→ Extract to read
------------------------------------------------
Note that this feature only works for static files, not CGI.

Security Features
-----------------

To defend against mischief, there are restrictions on names of files that
althttpd will serve.  Within the request URI, all characters other than
alphanumerics and ",-./:~" are converted into a single "_".  Furthermore,
if any path element of the request URI begins with "." or "-" then
althttpd always returns a 404 Not Found error.  Thus it is safe to put
auxiliary files (databases or other content used by CGI, for example)
in the document hierarchy as long as the filenames begin with "." or "-".

When althttpd returns a 404, it tries to determine whether the request
is malicous and, if it believes so, it may optionally [temporarily
block the client's IP](#ipshun).

An exception:  Though althttpd normally returns 404 Not Found for any
request with a path element beginning with ".", it does allow requests
where the URI begins with "/.well-known/".  File or directory names
below "/.well-known/" are allowed to begin with "." or "-" (but not
with "..").  This exception is necessary to allow LetsEncrypt to validate
ownership of the website.

Basic Authentication
--------------------

If a file named "-auth" appears anywhere within the content hierarchy,
then access to files in that directory requires
[HTTP basic authentication](https://en.wikipedia.org/wiki/Basic_access_authentication),
as defined by the content of the "-auth" file. The "-auth" file
applies only to the given directory, not recursively into
subdirectories.  The "-auth" file is plain text and line oriented.
Blank lines and lines that begin with "#" are ignored.  Other lines
have meaning as follows:

  *  <b>http-redirect</b>

     The http-redirect line, if present, causes all HTTP requests to
     redirect into an HTTPS request.  The "-auth" file is read and
     processed sequentially, so lines below the "http-redirect" line
     are never seen or processed for http requests.

  *  <b>https-only</b>

     The https-only line, if present, means that only HTTPS requests
     are allowed.  Any HTTP request results in a 404 Not Found error.
     The https-only line normally occurs after an http-redirect line.

  *  <b>realm</b> <i>NAME</i>

     A single line of this form establishes the "realm" for basic
     authentication.  Web browsers will normally display the realm name
     as a title on the dialog box that asks for username and password.

  *  <b>user</b> <i>NAME LOGIN:PASSWORD</i>

     There are multiple user lines, one for each valid user.  The
     LOGIN:PASSWORD argument defines the username and password that
     the user must type to gain access to the website.  The password
     is clear-text - HTTP Basic Authentication is not the most secure
     authentication mechanism.  Upon successful login, the NAME is
     stored in the REMOTE_USER environment variable so that it can be
     accessed by CGI scripts.  NAME and LOGIN are usually the same,
     but can be different.
------------------------------------------------
→ Data excerpts

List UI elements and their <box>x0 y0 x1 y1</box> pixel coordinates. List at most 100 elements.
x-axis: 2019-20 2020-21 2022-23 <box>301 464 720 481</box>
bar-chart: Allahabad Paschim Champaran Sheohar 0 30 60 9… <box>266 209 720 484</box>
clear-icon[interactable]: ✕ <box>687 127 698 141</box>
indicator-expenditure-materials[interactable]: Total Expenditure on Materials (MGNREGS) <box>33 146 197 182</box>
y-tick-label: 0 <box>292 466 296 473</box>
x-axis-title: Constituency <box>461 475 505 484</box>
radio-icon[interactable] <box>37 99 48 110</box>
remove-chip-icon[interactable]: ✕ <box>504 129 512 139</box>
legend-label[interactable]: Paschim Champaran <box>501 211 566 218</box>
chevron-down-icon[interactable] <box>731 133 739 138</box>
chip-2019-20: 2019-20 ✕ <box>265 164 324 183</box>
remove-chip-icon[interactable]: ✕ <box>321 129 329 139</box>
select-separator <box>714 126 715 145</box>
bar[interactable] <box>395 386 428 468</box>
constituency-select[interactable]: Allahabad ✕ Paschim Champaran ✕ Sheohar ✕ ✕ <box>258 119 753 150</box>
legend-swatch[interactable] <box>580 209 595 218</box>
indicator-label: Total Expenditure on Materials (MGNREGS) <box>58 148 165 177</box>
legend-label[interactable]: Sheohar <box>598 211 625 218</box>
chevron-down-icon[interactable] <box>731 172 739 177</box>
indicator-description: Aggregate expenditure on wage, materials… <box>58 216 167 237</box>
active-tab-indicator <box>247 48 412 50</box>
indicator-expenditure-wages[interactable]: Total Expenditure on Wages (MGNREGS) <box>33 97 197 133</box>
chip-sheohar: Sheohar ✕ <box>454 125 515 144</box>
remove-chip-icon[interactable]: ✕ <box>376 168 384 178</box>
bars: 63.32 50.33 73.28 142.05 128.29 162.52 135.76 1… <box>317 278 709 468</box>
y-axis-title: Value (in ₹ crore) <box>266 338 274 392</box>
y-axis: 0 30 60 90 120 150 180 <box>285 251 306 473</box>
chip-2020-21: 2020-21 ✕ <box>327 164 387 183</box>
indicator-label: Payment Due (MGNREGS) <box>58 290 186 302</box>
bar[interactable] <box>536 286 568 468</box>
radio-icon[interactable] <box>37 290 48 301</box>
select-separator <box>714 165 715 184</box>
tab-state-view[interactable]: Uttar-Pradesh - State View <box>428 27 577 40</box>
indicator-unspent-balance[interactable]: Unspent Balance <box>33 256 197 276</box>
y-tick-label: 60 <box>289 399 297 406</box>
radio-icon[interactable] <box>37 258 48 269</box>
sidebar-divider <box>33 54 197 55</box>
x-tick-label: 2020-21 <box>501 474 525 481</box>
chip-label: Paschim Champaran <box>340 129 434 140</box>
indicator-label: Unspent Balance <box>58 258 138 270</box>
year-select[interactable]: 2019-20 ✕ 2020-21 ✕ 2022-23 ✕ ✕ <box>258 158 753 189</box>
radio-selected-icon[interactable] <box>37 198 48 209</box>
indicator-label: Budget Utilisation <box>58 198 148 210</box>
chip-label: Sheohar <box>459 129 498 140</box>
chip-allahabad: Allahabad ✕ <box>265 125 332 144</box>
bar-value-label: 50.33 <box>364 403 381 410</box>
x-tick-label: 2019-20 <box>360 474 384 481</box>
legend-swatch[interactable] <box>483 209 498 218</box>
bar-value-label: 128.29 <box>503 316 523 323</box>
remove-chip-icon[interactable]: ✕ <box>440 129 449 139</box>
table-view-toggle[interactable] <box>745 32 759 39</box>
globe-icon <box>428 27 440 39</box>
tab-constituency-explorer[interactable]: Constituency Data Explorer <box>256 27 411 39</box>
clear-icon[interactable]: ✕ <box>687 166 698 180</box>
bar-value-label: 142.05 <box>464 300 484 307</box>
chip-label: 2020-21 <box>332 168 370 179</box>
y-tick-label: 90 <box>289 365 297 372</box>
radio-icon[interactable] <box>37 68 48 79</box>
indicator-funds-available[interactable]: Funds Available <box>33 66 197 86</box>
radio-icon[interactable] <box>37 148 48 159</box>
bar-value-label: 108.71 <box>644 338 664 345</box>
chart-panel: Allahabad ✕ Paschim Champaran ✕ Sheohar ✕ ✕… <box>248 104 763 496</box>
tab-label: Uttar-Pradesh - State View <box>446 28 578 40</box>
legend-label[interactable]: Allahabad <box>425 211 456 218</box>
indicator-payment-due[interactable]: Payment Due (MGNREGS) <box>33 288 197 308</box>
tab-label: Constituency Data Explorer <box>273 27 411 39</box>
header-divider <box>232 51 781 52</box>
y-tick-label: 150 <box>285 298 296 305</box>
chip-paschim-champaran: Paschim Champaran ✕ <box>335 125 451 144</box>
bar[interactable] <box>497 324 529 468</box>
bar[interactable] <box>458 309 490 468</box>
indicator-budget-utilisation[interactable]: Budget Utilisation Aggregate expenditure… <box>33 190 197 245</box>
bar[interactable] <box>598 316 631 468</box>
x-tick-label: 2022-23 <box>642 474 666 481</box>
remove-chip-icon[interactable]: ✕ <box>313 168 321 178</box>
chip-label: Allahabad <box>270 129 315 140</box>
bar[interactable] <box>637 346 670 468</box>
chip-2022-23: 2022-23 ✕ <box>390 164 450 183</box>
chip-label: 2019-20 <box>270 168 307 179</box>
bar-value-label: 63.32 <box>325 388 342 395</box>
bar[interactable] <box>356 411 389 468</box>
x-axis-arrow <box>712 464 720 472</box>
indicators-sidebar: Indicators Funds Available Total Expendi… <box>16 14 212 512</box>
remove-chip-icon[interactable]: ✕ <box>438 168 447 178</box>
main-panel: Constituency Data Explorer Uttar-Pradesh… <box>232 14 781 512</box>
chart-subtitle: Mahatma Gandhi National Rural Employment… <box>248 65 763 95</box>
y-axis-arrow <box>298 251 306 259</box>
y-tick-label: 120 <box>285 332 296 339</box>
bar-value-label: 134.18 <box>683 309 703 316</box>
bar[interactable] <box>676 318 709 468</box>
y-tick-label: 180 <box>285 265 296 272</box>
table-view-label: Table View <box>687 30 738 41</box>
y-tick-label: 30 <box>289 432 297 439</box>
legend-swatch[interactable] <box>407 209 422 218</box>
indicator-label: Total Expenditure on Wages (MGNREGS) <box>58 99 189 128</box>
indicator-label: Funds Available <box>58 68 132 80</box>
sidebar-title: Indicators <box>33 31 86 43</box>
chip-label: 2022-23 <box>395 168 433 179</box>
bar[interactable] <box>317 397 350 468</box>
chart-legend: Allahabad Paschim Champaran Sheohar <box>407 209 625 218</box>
------------------------------------------------
→ Task requirements
Reproduce the althttpd excerpt verbatim between "If a file named" and "and line oriented.", inclusive. The items have no connection to the althttpd excerpt.

→ Exercise result
If a file named "-auth" appears anywhere within the content hierarchy,
then access to files in that directory requires
[HTTP basic authentication](https://en.wikipedia.org/wiki/Basic_access_authentication),
as defined by the content of the "-auth" file. The "-auth" file
applies only to the given directory, not recursively into
subdirectories.  The "-auth" file is plain text and line oriented.